◆ **YOUR TASK**
Omit every picture, then give all the entries again exactly.

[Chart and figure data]

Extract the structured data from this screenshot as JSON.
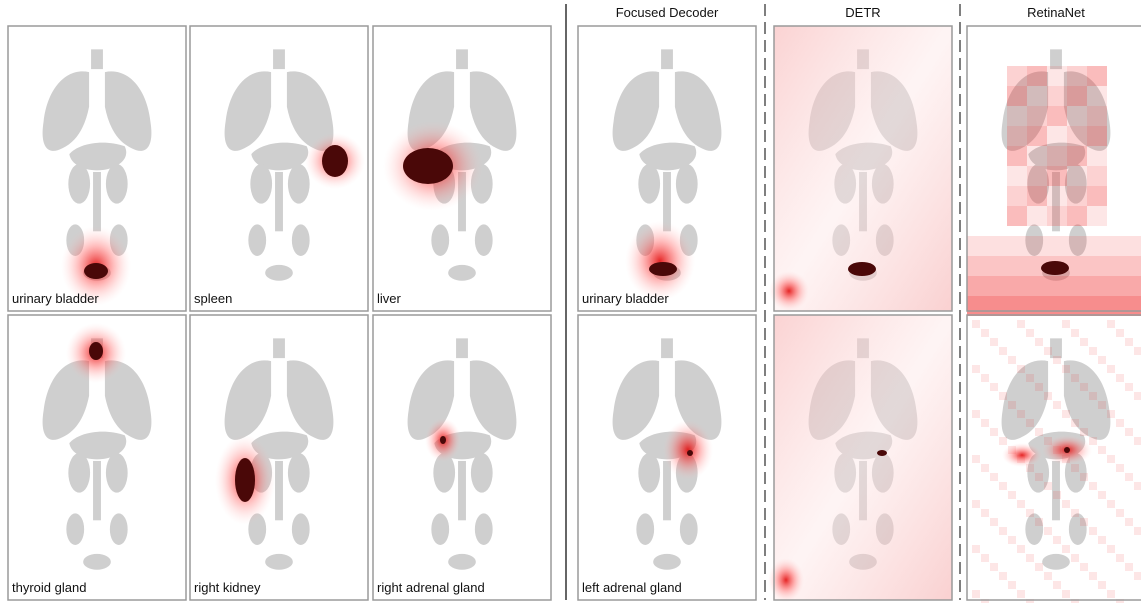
{
  "left_panels": {
    "labels": [
      "urinary bladder",
      "spleen",
      "liver",
      "thyroid gland",
      "right kidney",
      "right adrenal gland"
    ]
  },
  "right_panels": {
    "column_headers": [
      "Focused Decoder",
      "DETR",
      "RetinaNet"
    ],
    "row_labels": [
      "urinary bladder",
      "left adrenal gland"
    ]
  }
}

◆ **ANSWER TO THIS EXERCISE**
Extract the structured data from this screenshot as JSON.
{
  "left_panels": {
    "labels": [
      "urinary bladder",
      "spleen",
      "liver",
      "thyroid gland",
      "right kidney",
      "right adrenal gland"
    ]
  },
  "right_panels": {
    "column_headers": [
      "Focused Decoder",
      "DETR",
      "RetinaNet"
    ],
    "row_labels": [
      "urinary bladder",
      "left adrenal gland"
    ]
  }
}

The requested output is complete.